Stated goal:
Search the records for "ACCURATE". Copy every line where it appears.

The records:
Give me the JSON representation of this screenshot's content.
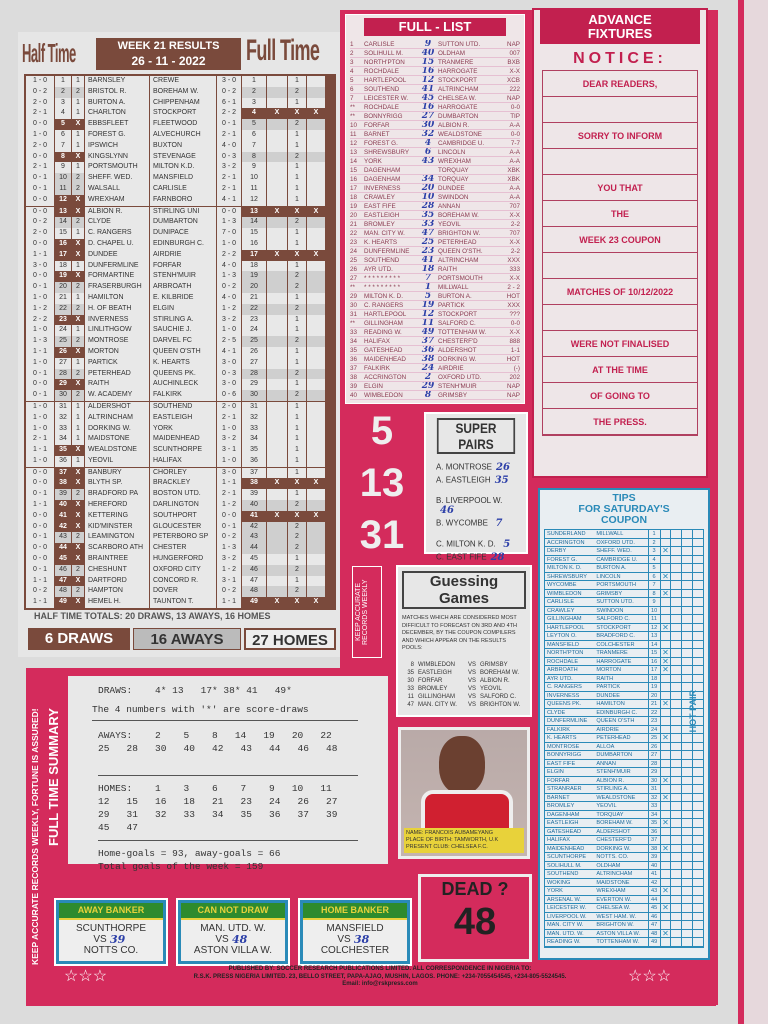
{
  "header": {
    "left": "Half Time",
    "center_line1": "WEEK 21 RESULTS",
    "center_line2": "26 - 11 - 2022",
    "right": "Full Time"
  },
  "results": [
    [
      "1 - 0",
      "1",
      "1",
      "BARNSLEY",
      "CREWE",
      "3 - 0",
      "1"
    ],
    [
      "0 - 2",
      "2",
      "2",
      "BRISTOL R.",
      "BOREHAM W.",
      "0 - 2",
      "2"
    ],
    [
      "2 - 0",
      "3",
      "1",
      "BURTON A.",
      "CHIPPENHAM",
      "6 - 1",
      "1"
    ],
    [
      "2 - 1",
      "4",
      "1",
      "CHARLTON",
      "STOCKPORT",
      "2 - 2",
      "X"
    ],
    [
      "0 - 0",
      "5",
      "X",
      "EBBSFLEET",
      "FLEETWOOD",
      "0 - 1",
      "2"
    ],
    [
      "1 - 0",
      "6",
      "1",
      "FOREST G.",
      "ALVECHURCH",
      "2 - 1",
      "1"
    ],
    [
      "2 - 0",
      "7",
      "1",
      "IPSWICH",
      "BUXTON",
      "4 - 0",
      "1"
    ],
    [
      "0 - 0",
      "8",
      "X",
      "KINGSLYNN",
      "STEVENAGE",
      "0 - 3",
      "2"
    ],
    [
      "2 - 1",
      "9",
      "1",
      "PORTSMOUTH",
      "MILTON K.D.",
      "3 - 2",
      "1"
    ],
    [
      "0 - 1",
      "10",
      "2",
      "SHEFF. WED.",
      "MANSFIELD",
      "2 - 1",
      "1"
    ],
    [
      "0 - 1",
      "11",
      "2",
      "WALSALL",
      "CARLISLE",
      "2 - 1",
      "1"
    ],
    [
      "0 - 0",
      "12",
      "X",
      "WREXHAM",
      "FARNBORO",
      "4 - 1",
      "1"
    ],
    [
      "0 - 0",
      "13",
      "X",
      "ALBION R.",
      "STIRLING UNI",
      "0 - 0",
      "X"
    ],
    [
      "0 - 2",
      "14",
      "2",
      "CLYDE",
      "DUMBARTON",
      "1 - 3",
      "2"
    ],
    [
      "2 - 0",
      "15",
      "1",
      "C. RANGERS",
      "DUNIPACE",
      "7 - 0",
      "1"
    ],
    [
      "0 - 0",
      "16",
      "X",
      "D. CHAPEL U.",
      "EDINBURGH C.",
      "1 - 0",
      "1"
    ],
    [
      "1 - 1",
      "17",
      "X",
      "DUNDEE",
      "AIRDRIE",
      "2 - 2",
      "X"
    ],
    [
      "3 - 0",
      "18",
      "1",
      "DUNFERMLINE",
      "FORFAR",
      "4 - 0",
      "1"
    ],
    [
      "0 - 0",
      "19",
      "X",
      "FORMARTINE",
      "STENH'MUIR",
      "1 - 3",
      "2"
    ],
    [
      "0 - 1",
      "20",
      "2",
      "FRASERBURGH",
      "ARBROATH",
      "0 - 2",
      "2"
    ],
    [
      "1 - 0",
      "21",
      "1",
      "HAMILTON",
      "E. KILBRIDE",
      "4 - 0",
      "1"
    ],
    [
      "1 - 2",
      "22",
      "2",
      "H. OF BEATH",
      "ELGIN",
      "1 - 2",
      "2"
    ],
    [
      "2 - 2",
      "23",
      "X",
      "INVERNESS",
      "STIRLING A.",
      "3 - 2",
      "1"
    ],
    [
      "1 - 0",
      "24",
      "1",
      "LINLITHGOW",
      "SAUCHIE J.",
      "1 - 0",
      "1"
    ],
    [
      "1 - 3",
      "25",
      "2",
      "MONTROSE",
      "DARVEL FC",
      "2 - 5",
      "2"
    ],
    [
      "1 - 1",
      "26",
      "X",
      "MORTON",
      "QUEEN O'STH",
      "4 - 1",
      "1"
    ],
    [
      "1 - 0",
      "27",
      "1",
      "PARTICK",
      "K. HEARTS",
      "3 - 0",
      "1"
    ],
    [
      "0 - 1",
      "28",
      "2",
      "PETERHEAD",
      "QUEENS PK.",
      "0 - 3",
      "2"
    ],
    [
      "0 - 0",
      "29",
      "X",
      "RAITH",
      "AUCHINLECK",
      "3 - 0",
      "1"
    ],
    [
      "0 - 1",
      "30",
      "2",
      "W. ACADEMY",
      "FALKIRK",
      "0 - 6",
      "2"
    ],
    [
      "1 - 0",
      "31",
      "1",
      "ALDERSHOT",
      "SOUTHEND",
      "2 - 0",
      "1"
    ],
    [
      "1 - 0",
      "32",
      "1",
      "ALTRINCHAM",
      "EASTLEIGH",
      "2 - 1",
      "1"
    ],
    [
      "1 - 0",
      "33",
      "1",
      "DORKING W.",
      "YORK",
      "1 - 0",
      "1"
    ],
    [
      "2 - 1",
      "34",
      "1",
      "MAIDSTONE",
      "MAIDENHEAD",
      "3 - 2",
      "1"
    ],
    [
      "1 - 1",
      "35",
      "X",
      "WEALDSTONE",
      "SCUNTHORPE",
      "3 - 1",
      "1"
    ],
    [
      "1 - 0",
      "36",
      "1",
      "YEOVIL",
      "HALIFAX",
      "1 - 0",
      "1"
    ],
    [
      "0 - 0",
      "37",
      "X",
      "BANBURY",
      "CHORLEY",
      "3 - 0",
      "1"
    ],
    [
      "0 - 0",
      "38",
      "X",
      "BLYTH SP.",
      "BRACKLEY",
      "1 - 1",
      "X"
    ],
    [
      "0 - 1",
      "39",
      "2",
      "BRADFORD PA",
      "BOSTON UTD.",
      "2 - 1",
      "1"
    ],
    [
      "1 - 1",
      "40",
      "X",
      "HEREFORD",
      "DARLINGTON",
      "1 - 2",
      "2"
    ],
    [
      "0 - 0",
      "41",
      "X",
      "KETTERING",
      "SOUTHPORT",
      "0 - 0",
      "X"
    ],
    [
      "0 - 0",
      "42",
      "X",
      "KID'MINSTER",
      "GLOUCESTER",
      "0 - 1",
      "2"
    ],
    [
      "0 - 1",
      "43",
      "2",
      "LEAMINGTON",
      "PETERBORO SP",
      "0 - 2",
      "2"
    ],
    [
      "0 - 0",
      "44",
      "X",
      "SCARBORO ATH",
      "CHESTER",
      "1 - 3",
      "2"
    ],
    [
      "0 - 0",
      "45",
      "X",
      "BRAINTREE",
      "HUNGERFORD",
      "3 - 2",
      "1"
    ],
    [
      "0 - 1",
      "46",
      "2",
      "CHESHUNT",
      "OXFORD CITY",
      "1 - 2",
      "2"
    ],
    [
      "1 - 1",
      "47",
      "X",
      "DARTFORD",
      "CONCORD R.",
      "3 - 1",
      "1"
    ],
    [
      "0 - 2",
      "48",
      "2",
      "HAMPTON",
      "DOVER",
      "0 - 2",
      "2"
    ],
    [
      "1 - 1",
      "49",
      "X",
      "HEMEL H.",
      "TAUNTON T.",
      "1 - 1",
      "X"
    ]
  ],
  "ht_totals": "HALF TIME TOTALS:  20 DRAWS,    13 AWAYS,    16 HOMES",
  "ft_totals": {
    "draws": "6 DRAWS",
    "aways": "16 AWAYS",
    "homes": "27 HOMES"
  },
  "full_list": {
    "title": "FULL - LIST",
    "rows": [
      [
        "1",
        "CARLISLE",
        "9",
        "SUTTON UTD.",
        "NAP"
      ],
      [
        "2",
        "SOLIHULL M.",
        "40",
        "OLDHAM",
        "007"
      ],
      [
        "3",
        "NORTH'PTON",
        "15",
        "TRANMERE",
        "BXB"
      ],
      [
        "4",
        "ROCHDALE",
        "16",
        "HARROGATE",
        "X-X"
      ],
      [
        "5",
        "HARTLEPOOL",
        "12",
        "STOCKPORT",
        "XCB"
      ],
      [
        "6",
        "SOUTHEND",
        "41",
        "ALTRINCHAM",
        "222"
      ],
      [
        "7",
        "LEICESTER W.",
        "45",
        "CHELSEA W.",
        "NAP"
      ],
      [
        "**",
        "ROCHDALE",
        "16",
        "HARROGATE",
        "0-0"
      ],
      [
        "**",
        "BONNYRIGG",
        "27",
        "DUMBARTON",
        "TIP"
      ],
      [
        "10",
        "FORFAR",
        "30",
        "ALBION R.",
        "A-A"
      ],
      [
        "11",
        "BARNET",
        "32",
        "WEALDSTONE",
        "0-0"
      ],
      [
        "12",
        "FOREST G.",
        "4",
        "CAMBRIDGE U.",
        "7-7"
      ],
      [
        "13",
        "SHREWSBURY",
        "6",
        "LINCOLN",
        "A-A"
      ],
      [
        "14",
        "YORK",
        "43",
        "WREXHAM",
        "A-A"
      ],
      [
        "15",
        "DAGENHAM",
        "",
        "TORQUAY",
        "XBK"
      ],
      [
        "16",
        "DAGENHAM",
        "34",
        "TORQUAY",
        "XBK"
      ],
      [
        "17",
        "INVERNESS",
        "20",
        "DUNDEE",
        "A-A"
      ],
      [
        "18",
        "CRAWLEY",
        "10",
        "SWINDON",
        "A-A"
      ],
      [
        "19",
        "EAST FIFE",
        "28",
        "ANNAN",
        "707"
      ],
      [
        "20",
        "EASTLEIGH",
        "35",
        "BOREHAM W.",
        "X-X"
      ],
      [
        "21",
        "BROMLEY",
        "33",
        "YEOVIL",
        "2-2"
      ],
      [
        "22",
        "MAN. CITY W.",
        "47",
        "BRIGHTON W.",
        "707"
      ],
      [
        "23",
        "K. HEARTS",
        "25",
        "PETERHEAD",
        "X-X"
      ],
      [
        "24",
        "DUNFERMLINE",
        "23",
        "QUEEN O'STH.",
        "2-2"
      ],
      [
        "25",
        "SOUTHEND",
        "41",
        "ALTRINCHAM",
        "XXX"
      ],
      [
        "26",
        "AYR UTD.",
        "18",
        "RAITH",
        "333"
      ],
      [
        "27",
        "* * * * * * * * *",
        "7",
        "PORTSMOUTH",
        "X-X"
      ],
      [
        "**",
        "* * * * * * * * *",
        "1",
        "MILLWALL",
        "2 - 2"
      ],
      [
        "29",
        "MILTON K. D.",
        "5",
        "BURTON A.",
        "HOT"
      ],
      [
        "30",
        "C. RANGERS",
        "19",
        "PARTICK",
        "XXX"
      ],
      [
        "31",
        "HARTLEPOOL",
        "12",
        "STOCKPORT",
        "???"
      ],
      [
        "**",
        "GILLINGHAM",
        "11",
        "SALFORD C.",
        "0-0"
      ],
      [
        "33",
        "READING W.",
        "49",
        "TOTTENHAM W.",
        "X-X"
      ],
      [
        "34",
        "HALIFAX",
        "37",
        "CHESTERF'D",
        "888"
      ],
      [
        "35",
        "GATESHEAD",
        "36",
        "ALDERSHOT",
        "1-1"
      ],
      [
        "36",
        "MAIDENHEAD",
        "38",
        "DORKING W.",
        "HOT"
      ],
      [
        "37",
        "FALKIRK",
        "24",
        "AIRDRIE",
        "(-)"
      ],
      [
        "38",
        "ACCRINGTON",
        "2",
        "OXFORD UTD.",
        "202"
      ],
      [
        "39",
        "ELGIN",
        "29",
        "STENH'MUIR",
        "NAP"
      ],
      [
        "40",
        "WIMBLEDON",
        "8",
        "GRIMSBY",
        "NAP"
      ]
    ]
  },
  "advance": {
    "title1": "ADVANCE",
    "title2": "FIXTURES",
    "notice": "NOTICE:",
    "lines": [
      "DEAR READERS,",
      "",
      "SORRY TO INFORM",
      "",
      "YOU THAT",
      "THE",
      "WEEK 23 COUPON",
      "",
      "MATCHES OF 10/12/2022",
      "",
      "WERE NOT FINALISED",
      "AT THE TIME",
      "OF GOING TO",
      "THE PRESS."
    ]
  },
  "big_numbers": [
    "5",
    "13",
    "31"
  ],
  "keep_records": "KEEP ACCURATE RECORDS WEEKLY",
  "super_pairs": {
    "title": "SUPER PAIRS",
    "pairs": [
      [
        "A. MONTROSE",
        "26"
      ],
      [
        "A. EASTLEIGH",
        "35"
      ],
      [
        "B. LIVERPOOL W.",
        "46"
      ],
      [
        "B. WYCOMBE",
        "7"
      ],
      [
        "C. MILTON K. D.",
        "5"
      ],
      [
        "C. EAST FIFE",
        "28"
      ]
    ]
  },
  "guessing": {
    "title": "Guessing Games",
    "text": "MATCHES WHICH ARE CONSIDERED MOST DIFFICULT TO FORECAST ON 3RD AND 4TH DECEMBER, BY THE COUPON COMPILERS AND WHICH APPEAR ON THE RESULTS POOLS:",
    "games": [
      [
        "8",
        "WIMBLEDON",
        "VS",
        "GRIMSBY"
      ],
      [
        "35",
        "EASTLEIGH",
        "VS",
        "BOREHAM W."
      ],
      [
        "30",
        "FORFAR",
        "VS",
        "ALBION R."
      ],
      [
        "33",
        "BROMLEY",
        "VS",
        "YEOVIL"
      ],
      [
        "11",
        "GILLINGHAM",
        "VS",
        "SALFORD C."
      ],
      [
        "47",
        "MAN. CITY W.",
        "VS",
        "BRIGHTON W."
      ]
    ]
  },
  "tips": {
    "title1": "TIPS",
    "title2": "FOR SATURDAY'S",
    "title3": "COUPON",
    "hot_pair": "HOT PAIR",
    "rows": [
      [
        "SUNDERLAND",
        "MILLWALL"
      ],
      [
        "ACCRINGTON",
        "OXFORD UTD."
      ],
      [
        "DERBY",
        "SHEFF. WED."
      ],
      [
        "FOREST G.",
        "CAMBRIDGE U."
      ],
      [
        "MILTON K. D.",
        "BURTON A."
      ],
      [
        "SHREWSBURY",
        "LINCOLN"
      ],
      [
        "WYCOMBE",
        "PORTSMOUTH"
      ],
      [
        "WIMBLEDON",
        "GRIMSBY"
      ],
      [
        "CARLISLE",
        "SUTTON UTD."
      ],
      [
        "CRAWLEY",
        "SWINDON"
      ],
      [
        "GILLINGHAM",
        "SALFORD C."
      ],
      [
        "HARTLEPOOL",
        "STOCKPORT"
      ],
      [
        "LEYTON O.",
        "BRADFORD C."
      ],
      [
        "MANSFIELD",
        "COLCHESTER"
      ],
      [
        "NORTH'PTON",
        "TRANMERE"
      ],
      [
        "ROCHDALE",
        "HARROGATE"
      ],
      [
        "ARBROATH",
        "MORTON"
      ],
      [
        "AYR UTD.",
        "RAITH"
      ],
      [
        "C. RANGERS",
        "PARTICK"
      ],
      [
        "INVERNESS",
        "DUNDEE"
      ],
      [
        "QUEENS PK.",
        "HAMILTON"
      ],
      [
        "CLYDE",
        "EDINBURGH C."
      ],
      [
        "DUNFERMLINE",
        "QUEEN O'STH"
      ],
      [
        "FALKIRK",
        "AIRDRIE"
      ],
      [
        "K. HEARTS",
        "PETERHEAD"
      ],
      [
        "MONTROSE",
        "ALLOA"
      ],
      [
        "BONNYRIGG",
        "DUMBARTON"
      ],
      [
        "EAST FIFE",
        "ANNAN"
      ],
      [
        "ELGIN",
        "STENH'MUIR"
      ],
      [
        "FORFAR",
        "ALBION R."
      ],
      [
        "STRANRAER",
        "STIRLING A."
      ],
      [
        "BARNET",
        "WEALDSTONE"
      ],
      [
        "BROMLEY",
        "YEOVIL"
      ],
      [
        "DAGENHAM",
        "TORQUAY"
      ],
      [
        "EASTLEIGH",
        "BOREHAM W."
      ],
      [
        "GATESHEAD",
        "ALDERSHOT"
      ],
      [
        "HALIFAX",
        "CHESTERF'D"
      ],
      [
        "MAIDENHEAD",
        "DORKING W."
      ],
      [
        "SCUNTHORPE",
        "NOTTS. CO."
      ],
      [
        "SOLIHULL M.",
        "OLDHAM"
      ],
      [
        "SOUTHEND",
        "ALTRINCHAM"
      ],
      [
        "WOKING",
        "MAIDSTONE"
      ],
      [
        "YORK",
        "WREXHAM"
      ],
      [
        "ARSENAL W.",
        "EVERTON W."
      ],
      [
        "LEICESTER W.",
        "CHELSEA W."
      ],
      [
        "LIVERPOOL W.",
        "WEST HAM. W."
      ],
      [
        "MAN. CITY W.",
        "BRIGHTON W."
      ],
      [
        "MAN. UTD. W.",
        "ASTON VILLA W."
      ],
      [
        "READING W.",
        "TOTTENHAM W."
      ]
    ],
    "marked": [
      3,
      6,
      8,
      12,
      15,
      16,
      17,
      21,
      25,
      30,
      32,
      35,
      38,
      43,
      45,
      48
    ]
  },
  "summary": {
    "side_title": "FULL TIME SUMMARY",
    "side_slogan": "KEEP ACCURATE RECORDS WEEKLY, FORTUNE IS ASSURED!",
    "draws": "DRAWS:    4* 13   17* 38* 41   49*",
    "note": "The 4 numbers with '*' are score-draws",
    "aways": [
      "AWAYS:    2    5    8   14   19   20   22",
      "25   28   30   40   42   43   44   46   48"
    ],
    "homes": [
      "HOMES:    1    3    6    7    9   10   11",
      "12   15   16   18   21   23   24   26   27",
      "29   31   32   33   34   35   36   37   39",
      "45   47"
    ],
    "goals": "Home-goals = 93, away-goals = 66",
    "total": "Total goals of the week = 159"
  },
  "player": {
    "name_label": "NAME:",
    "name": "FRANCOIS AUBAMEYANG",
    "birth_label": "PLACE OF BIRTH:",
    "birth": "TAMWORTH, U.K",
    "club_label": "PRESENT CLUB:",
    "club": "CHELSEA F.C."
  },
  "dead": {
    "label": "DEAD ?",
    "number": "48"
  },
  "bankers": [
    {
      "title": "AWAY BANKER",
      "home": "SCUNTHORPE",
      "vs": "VS",
      "away": "NOTTS CO.",
      "num": "39"
    },
    {
      "title": "CAN NOT DRAW",
      "home": "MAN. UTD. W.",
      "vs": "VS",
      "away": "ASTON VILLA W.",
      "num": "48"
    },
    {
      "title": "HOME BANKER",
      "home": "MANSFIELD",
      "vs": "VS",
      "away": "COLCHESTER",
      "num": "38"
    }
  ],
  "footer": {
    "line1": "PUBLISHED BY: SOCCER RESEARCH PUBLICATIONS LIMITED.  ALL CORRESPONDENCE IN NIGERIA TO:",
    "line2": "R.S.K. PRESS NIGERIA LIMITED. 23, BELLO STREET, PAPA-AJAO, MUSHIN, LAGOS. PHONE: +234-7055454545, +234-805-5524545.",
    "line3": "Email: info@rskpress.com"
  },
  "colors": {
    "brown": "#7a4a3c",
    "crimson": "#d42b5c",
    "blue": "#2a8ab8",
    "green": "#2e8b2e",
    "yellow": "#e8d23a"
  }
}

Output:
  "keep_records": "KEEP ACCURATE RECORDS WEEKLY",
    "side_slogan": "KEEP ACCURATE RECORDS WEEKLY, FORTUNE IS ASSURED!",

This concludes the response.